**ESERCIZI PROPOSTI:**
a) Rispondi a queste domande sul brano sull'accesso agli atti:
(i) Che cosa costituisce la base ineludibile per un contraddittorio effettivo?
(ii) In base a quale articolo gli atti di indagine sono coperti dal segreto?
(iii) Fino a quale momento è precluso al difensore il diritto di prendere visione degli atti relativi all'udienza di convalida ed estrarne copia?
b) Trascrivi dal brano sull'accesso agli atti tutto ciò che va da "Per altro verso, però, essendo" fino a "convalida (SU, 36212/2010).".

**TESTO DA LEGGERE:**
# # # #
La possibilità di conoscere direttamente, da parte del difensore, l’integralità degli elementi e degli atti che formano oggetto della richiesta di convalida e di applicazione della misura rappresenta la base ineludibile sulla quale poter configurare un contraddittorio effettivo e, con esso, un effettivo soddisfacimento della funzione difensiva che l’interrogatorio in sede di convalida è destinato a realizzare.

Per altro verso, però, essendo l’accesso agli atti previsto come disposizione di carattere generale in favore di chiunque vi abbia interesse (art. 116), e poiché gli atti di indagine sono coperti dal segreto, a norma dell’art. 329, fino a quando l’imputato non ne possa avere conoscenza, il diritto del difensore di prendere visione ed estrarre copia degli atti relativi alla udienza di convalida è precluso prima dell’esercizio del potere del PM di chiedere la convalida (SU, 36212/2010).
# # # #
**CONTENUTO DEL DATASET:**
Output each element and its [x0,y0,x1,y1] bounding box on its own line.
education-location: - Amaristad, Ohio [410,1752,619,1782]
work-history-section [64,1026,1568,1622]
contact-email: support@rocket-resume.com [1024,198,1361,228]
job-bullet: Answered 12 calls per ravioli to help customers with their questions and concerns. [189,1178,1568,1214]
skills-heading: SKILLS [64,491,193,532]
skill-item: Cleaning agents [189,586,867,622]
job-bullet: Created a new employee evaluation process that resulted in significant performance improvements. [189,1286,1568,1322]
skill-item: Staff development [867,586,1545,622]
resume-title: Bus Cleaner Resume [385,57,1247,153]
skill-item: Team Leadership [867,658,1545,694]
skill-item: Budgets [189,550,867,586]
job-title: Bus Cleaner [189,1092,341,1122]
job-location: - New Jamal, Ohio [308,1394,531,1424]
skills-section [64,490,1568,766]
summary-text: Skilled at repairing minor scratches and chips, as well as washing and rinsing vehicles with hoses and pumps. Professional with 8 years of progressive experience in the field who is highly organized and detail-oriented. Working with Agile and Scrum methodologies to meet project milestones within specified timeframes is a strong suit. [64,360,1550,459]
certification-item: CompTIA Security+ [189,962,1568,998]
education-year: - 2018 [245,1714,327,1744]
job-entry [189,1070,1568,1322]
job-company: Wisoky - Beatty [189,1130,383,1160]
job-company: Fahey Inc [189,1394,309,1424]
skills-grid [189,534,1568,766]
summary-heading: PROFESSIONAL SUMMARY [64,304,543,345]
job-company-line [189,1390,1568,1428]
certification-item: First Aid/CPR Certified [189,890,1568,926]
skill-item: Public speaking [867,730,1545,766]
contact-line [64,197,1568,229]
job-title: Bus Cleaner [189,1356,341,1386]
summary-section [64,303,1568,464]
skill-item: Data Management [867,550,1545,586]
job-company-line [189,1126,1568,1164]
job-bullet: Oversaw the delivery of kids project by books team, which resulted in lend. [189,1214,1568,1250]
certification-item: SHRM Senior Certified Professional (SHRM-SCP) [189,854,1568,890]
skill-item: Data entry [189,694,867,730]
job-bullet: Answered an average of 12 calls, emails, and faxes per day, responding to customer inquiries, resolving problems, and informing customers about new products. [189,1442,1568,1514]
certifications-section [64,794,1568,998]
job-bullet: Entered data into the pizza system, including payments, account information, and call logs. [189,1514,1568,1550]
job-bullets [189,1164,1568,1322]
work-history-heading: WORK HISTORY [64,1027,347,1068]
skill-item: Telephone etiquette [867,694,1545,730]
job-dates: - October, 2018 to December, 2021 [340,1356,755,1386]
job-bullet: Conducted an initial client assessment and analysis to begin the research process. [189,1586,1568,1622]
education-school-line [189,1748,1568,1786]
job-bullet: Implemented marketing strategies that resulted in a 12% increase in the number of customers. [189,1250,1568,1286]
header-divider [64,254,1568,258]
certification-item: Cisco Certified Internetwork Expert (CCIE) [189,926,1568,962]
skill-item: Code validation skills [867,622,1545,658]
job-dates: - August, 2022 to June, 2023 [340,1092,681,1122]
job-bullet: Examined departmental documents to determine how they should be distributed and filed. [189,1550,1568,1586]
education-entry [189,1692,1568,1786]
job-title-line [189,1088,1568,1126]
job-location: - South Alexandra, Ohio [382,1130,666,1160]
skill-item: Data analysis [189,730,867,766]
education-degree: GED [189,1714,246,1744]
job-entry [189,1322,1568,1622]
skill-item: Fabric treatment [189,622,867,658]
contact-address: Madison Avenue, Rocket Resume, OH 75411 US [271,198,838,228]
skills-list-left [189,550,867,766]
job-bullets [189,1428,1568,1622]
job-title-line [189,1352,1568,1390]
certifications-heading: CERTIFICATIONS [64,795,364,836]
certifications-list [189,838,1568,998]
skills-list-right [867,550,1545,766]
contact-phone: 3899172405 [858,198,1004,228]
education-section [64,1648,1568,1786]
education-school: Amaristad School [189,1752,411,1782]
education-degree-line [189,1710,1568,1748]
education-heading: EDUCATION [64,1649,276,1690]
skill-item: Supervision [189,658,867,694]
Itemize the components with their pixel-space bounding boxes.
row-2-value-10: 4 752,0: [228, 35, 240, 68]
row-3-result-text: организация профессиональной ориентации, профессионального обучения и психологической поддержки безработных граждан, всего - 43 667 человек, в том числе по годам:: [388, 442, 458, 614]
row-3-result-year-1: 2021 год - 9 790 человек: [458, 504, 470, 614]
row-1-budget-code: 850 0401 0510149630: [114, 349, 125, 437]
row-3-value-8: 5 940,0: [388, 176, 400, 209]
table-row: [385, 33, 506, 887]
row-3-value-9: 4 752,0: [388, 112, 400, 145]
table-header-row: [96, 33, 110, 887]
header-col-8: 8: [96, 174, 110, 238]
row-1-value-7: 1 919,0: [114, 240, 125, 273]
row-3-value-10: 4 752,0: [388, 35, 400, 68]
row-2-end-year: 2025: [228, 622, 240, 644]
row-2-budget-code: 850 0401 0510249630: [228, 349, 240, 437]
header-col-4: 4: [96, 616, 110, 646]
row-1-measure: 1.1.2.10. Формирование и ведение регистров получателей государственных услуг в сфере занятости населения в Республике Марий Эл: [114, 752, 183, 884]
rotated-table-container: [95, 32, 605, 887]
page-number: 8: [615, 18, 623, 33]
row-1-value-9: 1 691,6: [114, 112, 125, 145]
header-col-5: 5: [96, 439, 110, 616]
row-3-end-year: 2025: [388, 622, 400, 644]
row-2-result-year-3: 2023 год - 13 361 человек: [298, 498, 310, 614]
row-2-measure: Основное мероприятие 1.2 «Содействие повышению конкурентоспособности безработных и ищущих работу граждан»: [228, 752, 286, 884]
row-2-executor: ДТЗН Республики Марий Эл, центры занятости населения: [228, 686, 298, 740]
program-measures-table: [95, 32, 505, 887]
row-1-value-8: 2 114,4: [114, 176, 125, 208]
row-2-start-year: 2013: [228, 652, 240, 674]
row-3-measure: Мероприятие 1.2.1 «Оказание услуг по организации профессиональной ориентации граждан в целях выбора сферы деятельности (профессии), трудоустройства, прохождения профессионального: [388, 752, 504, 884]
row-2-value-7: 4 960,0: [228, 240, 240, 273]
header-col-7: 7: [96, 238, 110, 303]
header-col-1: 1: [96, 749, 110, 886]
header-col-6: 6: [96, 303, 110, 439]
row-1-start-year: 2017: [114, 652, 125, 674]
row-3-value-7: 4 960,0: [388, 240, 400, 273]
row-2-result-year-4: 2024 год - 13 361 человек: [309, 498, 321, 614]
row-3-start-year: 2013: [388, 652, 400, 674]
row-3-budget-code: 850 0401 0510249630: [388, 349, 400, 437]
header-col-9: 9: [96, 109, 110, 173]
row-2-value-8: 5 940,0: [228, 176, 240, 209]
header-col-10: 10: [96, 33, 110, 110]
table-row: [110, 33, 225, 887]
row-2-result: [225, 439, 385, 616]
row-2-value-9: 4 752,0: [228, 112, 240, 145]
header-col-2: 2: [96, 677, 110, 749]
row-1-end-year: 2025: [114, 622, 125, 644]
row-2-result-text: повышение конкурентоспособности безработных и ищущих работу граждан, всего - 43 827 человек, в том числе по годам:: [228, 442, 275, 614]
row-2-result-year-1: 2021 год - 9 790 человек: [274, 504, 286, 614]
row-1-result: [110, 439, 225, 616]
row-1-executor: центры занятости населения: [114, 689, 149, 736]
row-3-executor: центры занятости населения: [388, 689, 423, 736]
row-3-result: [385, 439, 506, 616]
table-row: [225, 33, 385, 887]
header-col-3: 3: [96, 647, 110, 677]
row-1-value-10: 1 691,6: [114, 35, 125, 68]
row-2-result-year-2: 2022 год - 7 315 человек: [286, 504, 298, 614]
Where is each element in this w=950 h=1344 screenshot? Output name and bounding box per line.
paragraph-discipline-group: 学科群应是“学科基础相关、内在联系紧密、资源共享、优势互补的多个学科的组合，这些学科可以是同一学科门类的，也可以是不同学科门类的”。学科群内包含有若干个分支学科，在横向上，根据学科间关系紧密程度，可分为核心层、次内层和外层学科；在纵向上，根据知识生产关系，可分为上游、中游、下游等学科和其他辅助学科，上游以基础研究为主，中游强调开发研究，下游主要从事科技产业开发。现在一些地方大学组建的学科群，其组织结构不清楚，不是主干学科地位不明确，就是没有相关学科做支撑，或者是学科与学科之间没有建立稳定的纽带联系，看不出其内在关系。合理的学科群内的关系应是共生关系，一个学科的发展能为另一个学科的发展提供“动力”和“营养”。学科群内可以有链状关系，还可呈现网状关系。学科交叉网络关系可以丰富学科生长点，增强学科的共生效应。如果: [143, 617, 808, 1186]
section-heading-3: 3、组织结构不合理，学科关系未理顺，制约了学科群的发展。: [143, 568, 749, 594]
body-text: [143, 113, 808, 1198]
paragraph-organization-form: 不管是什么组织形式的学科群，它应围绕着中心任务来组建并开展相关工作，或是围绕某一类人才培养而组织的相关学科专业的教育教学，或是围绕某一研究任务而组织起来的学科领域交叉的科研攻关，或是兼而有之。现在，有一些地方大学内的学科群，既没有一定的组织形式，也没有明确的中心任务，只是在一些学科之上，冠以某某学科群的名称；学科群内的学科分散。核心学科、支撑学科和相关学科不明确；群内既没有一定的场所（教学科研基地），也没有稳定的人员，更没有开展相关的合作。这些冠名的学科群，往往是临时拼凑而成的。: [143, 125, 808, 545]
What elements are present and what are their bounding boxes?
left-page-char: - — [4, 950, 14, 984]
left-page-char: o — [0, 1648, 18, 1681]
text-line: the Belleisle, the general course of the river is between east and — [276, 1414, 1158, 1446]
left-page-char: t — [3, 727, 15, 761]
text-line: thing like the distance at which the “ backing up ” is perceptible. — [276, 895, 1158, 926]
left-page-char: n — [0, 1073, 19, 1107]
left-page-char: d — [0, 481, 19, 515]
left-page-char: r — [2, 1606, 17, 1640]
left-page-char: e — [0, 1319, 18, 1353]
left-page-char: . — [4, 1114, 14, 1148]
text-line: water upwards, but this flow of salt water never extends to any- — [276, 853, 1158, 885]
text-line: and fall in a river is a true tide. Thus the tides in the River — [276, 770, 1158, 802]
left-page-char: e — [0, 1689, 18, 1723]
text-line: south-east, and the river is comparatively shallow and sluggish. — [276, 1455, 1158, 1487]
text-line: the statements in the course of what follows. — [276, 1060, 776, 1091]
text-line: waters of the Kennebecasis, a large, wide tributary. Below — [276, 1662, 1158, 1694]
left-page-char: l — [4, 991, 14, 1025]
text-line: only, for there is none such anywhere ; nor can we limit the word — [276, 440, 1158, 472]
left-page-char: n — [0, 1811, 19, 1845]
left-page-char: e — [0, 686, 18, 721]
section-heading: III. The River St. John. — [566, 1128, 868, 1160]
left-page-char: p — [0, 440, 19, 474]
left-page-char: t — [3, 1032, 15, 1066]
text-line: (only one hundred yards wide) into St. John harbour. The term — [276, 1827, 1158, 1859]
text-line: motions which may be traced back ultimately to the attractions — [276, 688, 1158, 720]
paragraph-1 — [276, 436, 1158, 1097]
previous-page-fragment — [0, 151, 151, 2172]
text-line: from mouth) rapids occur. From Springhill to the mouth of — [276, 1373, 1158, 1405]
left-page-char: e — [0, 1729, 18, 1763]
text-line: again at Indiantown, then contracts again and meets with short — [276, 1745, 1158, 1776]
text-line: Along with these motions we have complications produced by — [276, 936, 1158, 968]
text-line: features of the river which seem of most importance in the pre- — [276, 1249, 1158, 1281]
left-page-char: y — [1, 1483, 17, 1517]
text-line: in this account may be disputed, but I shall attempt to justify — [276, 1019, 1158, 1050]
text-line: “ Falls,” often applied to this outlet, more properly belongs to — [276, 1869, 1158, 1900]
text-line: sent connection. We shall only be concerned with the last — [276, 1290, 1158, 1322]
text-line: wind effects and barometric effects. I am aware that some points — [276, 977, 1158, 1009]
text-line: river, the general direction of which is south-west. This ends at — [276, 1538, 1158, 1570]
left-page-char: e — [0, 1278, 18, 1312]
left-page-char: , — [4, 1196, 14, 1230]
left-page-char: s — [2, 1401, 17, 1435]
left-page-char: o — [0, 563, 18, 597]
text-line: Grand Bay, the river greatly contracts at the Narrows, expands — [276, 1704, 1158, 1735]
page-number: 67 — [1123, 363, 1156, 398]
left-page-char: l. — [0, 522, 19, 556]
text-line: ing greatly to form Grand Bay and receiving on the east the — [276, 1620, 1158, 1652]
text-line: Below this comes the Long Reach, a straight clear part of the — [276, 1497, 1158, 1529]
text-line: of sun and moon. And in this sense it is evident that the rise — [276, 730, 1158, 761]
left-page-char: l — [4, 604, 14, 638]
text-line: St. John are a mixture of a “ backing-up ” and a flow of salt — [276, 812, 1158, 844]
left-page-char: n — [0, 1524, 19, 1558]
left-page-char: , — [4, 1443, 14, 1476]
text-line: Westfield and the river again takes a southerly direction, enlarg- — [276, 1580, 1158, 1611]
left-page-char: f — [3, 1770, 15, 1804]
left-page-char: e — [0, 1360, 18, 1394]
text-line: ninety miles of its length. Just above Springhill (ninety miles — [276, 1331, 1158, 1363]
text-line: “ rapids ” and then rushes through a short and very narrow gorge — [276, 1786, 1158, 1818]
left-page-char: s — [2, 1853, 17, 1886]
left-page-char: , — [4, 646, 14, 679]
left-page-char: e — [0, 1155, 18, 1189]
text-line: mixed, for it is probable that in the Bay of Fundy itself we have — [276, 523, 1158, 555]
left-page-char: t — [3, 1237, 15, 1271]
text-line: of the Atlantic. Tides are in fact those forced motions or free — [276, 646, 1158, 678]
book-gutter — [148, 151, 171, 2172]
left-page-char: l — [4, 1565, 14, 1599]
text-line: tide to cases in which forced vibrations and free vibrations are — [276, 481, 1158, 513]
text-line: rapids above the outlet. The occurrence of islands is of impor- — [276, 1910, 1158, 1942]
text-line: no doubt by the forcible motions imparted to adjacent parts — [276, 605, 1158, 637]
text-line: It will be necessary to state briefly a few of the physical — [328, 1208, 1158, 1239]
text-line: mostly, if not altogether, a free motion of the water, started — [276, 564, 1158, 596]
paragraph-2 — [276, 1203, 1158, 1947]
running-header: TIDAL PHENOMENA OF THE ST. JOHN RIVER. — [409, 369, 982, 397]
# # # #
**SOLUZIONI:**
a)
(i) La possibilità per il difensore di conoscere direttamente l'integralità degli elementi e degli atti oggetto della richiesta di convalida e di applicazione della misura.
(ii) L'art. 329.
(iii) Fino all'esercizio del potere del PM di chiedere la convalida.

b)
Per altro verso, però, essendo l’accesso agli atti previsto come disposizione di carattere generale in favore di chiunque vi abbia interesse (art. 116), e poiché gli atti di indagine sono coperti dal segreto, a norma dell’art. 329, fino a quando l’imputato non ne possa avere conoscenza, il diritto del difensore di prendere visione ed estrarre copia degli atti relativi alla udienza di convalida è precluso prima dell’esercizio del potere del PM di chiedere la convalida (SU, 36212/2010).